▶ Angezeigter Text

------------------------------------

Das was im individuellen Leben schwer fällt (und bestimmt könnte jeder von euch so eine Geschichte erzählen), ist für uns als Gesellschaft noch schwerer, weil wir den falschen Werten aufsitzen. Wer ökonomisch nur erfolgreich sein kann bei beständigem Wachstum, wird sich zu Tode wirtschaften. Die Zeichnen dafür kann jeder sehen, der Augen hat und ein Herz: zunehmende Depression und Burnout Erkrankungen, geschundene Natur und sterbende Wälder auf der einen Seite und manischer Wohlstand auf der anderen Seite.

Ein Beispiel dieses rücksichtslosen Wirtschaftens aus Gefrees: Wir leben neben der Araltankstelle. Dort gibt es eine Waschanlage. Seit einer Woche ist das Tor defekt und der Reparaturservice lässt auf sich warten, weil er aus Vertragsründen aus Leipzig kommen muss, obwohl wir hier direkt am Ort einen zuverlässigen Tore Bauer haben, der die Anlage sofort reparieren könnte. An schönen Tagen wie gestern haben die Menschen den unbedingten Drang, ihr Auto zu waschen- auch nachts um 22.00 und am Sonntag. Ein Waschvorgang dauert ca. 5 Minuten, die letzten knapp 2 Minuten setzt die Trocknung ein – mit einer solch hohen unangenehmen Frequenz, dass man das Hunderte von Metern weit hört. Meine Nachbarin hat manchmal Migräne. So auch am Sonntag. Sie wäre fast durch die Decke gesprungen. Aber der Profit ist eben wichtiger als die Gesundheit von Menschen – oder auch nur der gesunde Menschenverstand, der uns davon abhalten könnte, nachts Autos zu waschen und damit anderen ihren Schlaf zu rauben.

Könnte das ein tieferliegender Grund für die Pandemie sein? Dass wir es endlich begreifen? Ich fürchte, wir wollen alle nur raus aus diesem Albtraum und unser normales gewohntes Leben zurückhaben. Klar! Aber wie viel besser und tragfähiger könnte dieses Leben nach der Pandemie sein, wenn wir unsere Lektion lernen würden: Dass es Zeiten gibt im Leben, wo es hakt, wo wir eine Auszeit brauchen, wo etwas Neues sich anbahnt und darum Geburtsschmerzen zu ertragen sind.

------------------------------------

Gespeicherte Einträge
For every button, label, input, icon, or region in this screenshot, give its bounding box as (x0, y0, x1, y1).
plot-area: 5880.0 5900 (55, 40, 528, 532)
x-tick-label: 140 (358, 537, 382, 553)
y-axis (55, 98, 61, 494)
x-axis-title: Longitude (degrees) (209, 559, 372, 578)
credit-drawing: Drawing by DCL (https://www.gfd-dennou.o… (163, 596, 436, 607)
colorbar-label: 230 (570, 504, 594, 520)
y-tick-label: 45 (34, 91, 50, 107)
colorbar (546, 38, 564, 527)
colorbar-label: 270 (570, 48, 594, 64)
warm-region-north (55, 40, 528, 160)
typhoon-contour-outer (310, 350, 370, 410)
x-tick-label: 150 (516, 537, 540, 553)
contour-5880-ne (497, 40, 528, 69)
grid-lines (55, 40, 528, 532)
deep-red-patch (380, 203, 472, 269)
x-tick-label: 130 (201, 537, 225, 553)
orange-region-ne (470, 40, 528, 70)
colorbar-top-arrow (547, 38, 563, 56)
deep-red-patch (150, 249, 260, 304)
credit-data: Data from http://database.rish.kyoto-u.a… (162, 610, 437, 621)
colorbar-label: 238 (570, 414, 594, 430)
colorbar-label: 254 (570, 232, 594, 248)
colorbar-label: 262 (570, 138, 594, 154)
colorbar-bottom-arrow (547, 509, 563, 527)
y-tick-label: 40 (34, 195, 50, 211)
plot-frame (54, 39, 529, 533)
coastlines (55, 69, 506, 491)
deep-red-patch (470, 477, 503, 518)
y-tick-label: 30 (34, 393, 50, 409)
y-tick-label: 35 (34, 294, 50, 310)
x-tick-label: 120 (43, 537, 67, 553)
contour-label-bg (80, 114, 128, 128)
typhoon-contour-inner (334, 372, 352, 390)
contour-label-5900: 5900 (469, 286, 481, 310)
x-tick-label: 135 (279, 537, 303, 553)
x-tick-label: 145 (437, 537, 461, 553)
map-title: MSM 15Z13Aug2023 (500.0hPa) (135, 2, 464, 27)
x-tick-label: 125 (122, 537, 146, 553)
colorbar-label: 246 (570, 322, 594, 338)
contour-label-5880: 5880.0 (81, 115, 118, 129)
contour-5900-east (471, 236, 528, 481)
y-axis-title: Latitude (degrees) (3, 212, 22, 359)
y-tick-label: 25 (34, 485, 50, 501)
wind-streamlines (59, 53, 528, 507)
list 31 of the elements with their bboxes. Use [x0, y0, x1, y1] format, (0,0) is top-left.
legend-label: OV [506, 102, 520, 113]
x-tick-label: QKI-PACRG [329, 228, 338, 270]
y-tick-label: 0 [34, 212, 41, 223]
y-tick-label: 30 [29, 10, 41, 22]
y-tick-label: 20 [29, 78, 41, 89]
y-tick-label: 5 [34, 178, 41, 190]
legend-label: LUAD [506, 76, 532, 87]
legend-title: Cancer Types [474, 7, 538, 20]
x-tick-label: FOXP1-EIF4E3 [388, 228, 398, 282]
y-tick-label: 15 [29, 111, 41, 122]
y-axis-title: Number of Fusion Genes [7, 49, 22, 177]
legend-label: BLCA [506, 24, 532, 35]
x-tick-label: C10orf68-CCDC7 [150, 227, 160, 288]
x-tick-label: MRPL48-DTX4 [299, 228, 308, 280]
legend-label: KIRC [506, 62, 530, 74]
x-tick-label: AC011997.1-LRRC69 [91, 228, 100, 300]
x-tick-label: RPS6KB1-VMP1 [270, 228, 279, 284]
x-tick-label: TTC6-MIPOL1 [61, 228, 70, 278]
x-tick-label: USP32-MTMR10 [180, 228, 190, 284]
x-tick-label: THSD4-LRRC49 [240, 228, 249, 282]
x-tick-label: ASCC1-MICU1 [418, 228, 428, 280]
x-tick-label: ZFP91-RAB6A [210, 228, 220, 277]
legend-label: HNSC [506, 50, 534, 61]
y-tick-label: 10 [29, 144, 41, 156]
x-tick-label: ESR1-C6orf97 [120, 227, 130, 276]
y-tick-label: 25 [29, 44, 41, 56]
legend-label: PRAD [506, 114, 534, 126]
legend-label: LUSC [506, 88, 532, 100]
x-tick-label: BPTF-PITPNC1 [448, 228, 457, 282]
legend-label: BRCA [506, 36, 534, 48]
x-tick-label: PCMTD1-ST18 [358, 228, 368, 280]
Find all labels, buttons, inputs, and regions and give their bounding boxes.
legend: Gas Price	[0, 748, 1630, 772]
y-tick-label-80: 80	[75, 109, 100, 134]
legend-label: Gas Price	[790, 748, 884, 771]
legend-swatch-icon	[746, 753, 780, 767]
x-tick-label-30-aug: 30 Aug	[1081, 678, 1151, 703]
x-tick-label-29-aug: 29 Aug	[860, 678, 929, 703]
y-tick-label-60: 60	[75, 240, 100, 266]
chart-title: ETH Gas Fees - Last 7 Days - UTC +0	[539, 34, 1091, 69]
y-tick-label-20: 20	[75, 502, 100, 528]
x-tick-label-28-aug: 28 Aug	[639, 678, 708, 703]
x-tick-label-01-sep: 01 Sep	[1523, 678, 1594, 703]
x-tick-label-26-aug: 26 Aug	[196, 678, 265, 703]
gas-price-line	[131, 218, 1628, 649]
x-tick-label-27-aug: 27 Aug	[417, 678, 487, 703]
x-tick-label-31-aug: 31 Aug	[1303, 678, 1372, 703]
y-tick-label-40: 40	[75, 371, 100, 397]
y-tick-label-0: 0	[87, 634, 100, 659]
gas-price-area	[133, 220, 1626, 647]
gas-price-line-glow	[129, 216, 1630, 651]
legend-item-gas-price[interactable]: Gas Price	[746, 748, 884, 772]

------------------------------------

▶ Fragen
- a) Zählen Sie alle Anzeichen auf, an denen man laut dem Text über Wachstum und Pandemie sehen kann, dass wir uns „zu Tode wirtschaften“.
- b) Führen Sie den Text über Wachstum und Pandemie im Anschluss an seinen letzten Satz weiter.
Die Einträge sind eigenständiges Material und gehören nicht zum Text über Wachstum und Pandemie.

▶ Gegebene Antworten
- a)
- zunehmende Depression und Burnout Erkrankungen
- geschundene Natur
- sterbende Wälder
- manischer Wohlstand

- b)
Auch Jesus wollte nicht gerne leiden. „Lass diesen Kelch an mir vorübergehen“ bat er seinen himmlischen Vater unter Tränen. Und hat ihn dann doch getrunken. Wenn er es nicht getan hätte, wäre er nicht der Christus geworden, dessen Leiden Millionen von Menschen in ihrem Leiden getröstet hat und ihnen die Kraft zum Durchhalten gab, weil sie sich nicht allein fühlten an jenem Ort des Verzweifelns.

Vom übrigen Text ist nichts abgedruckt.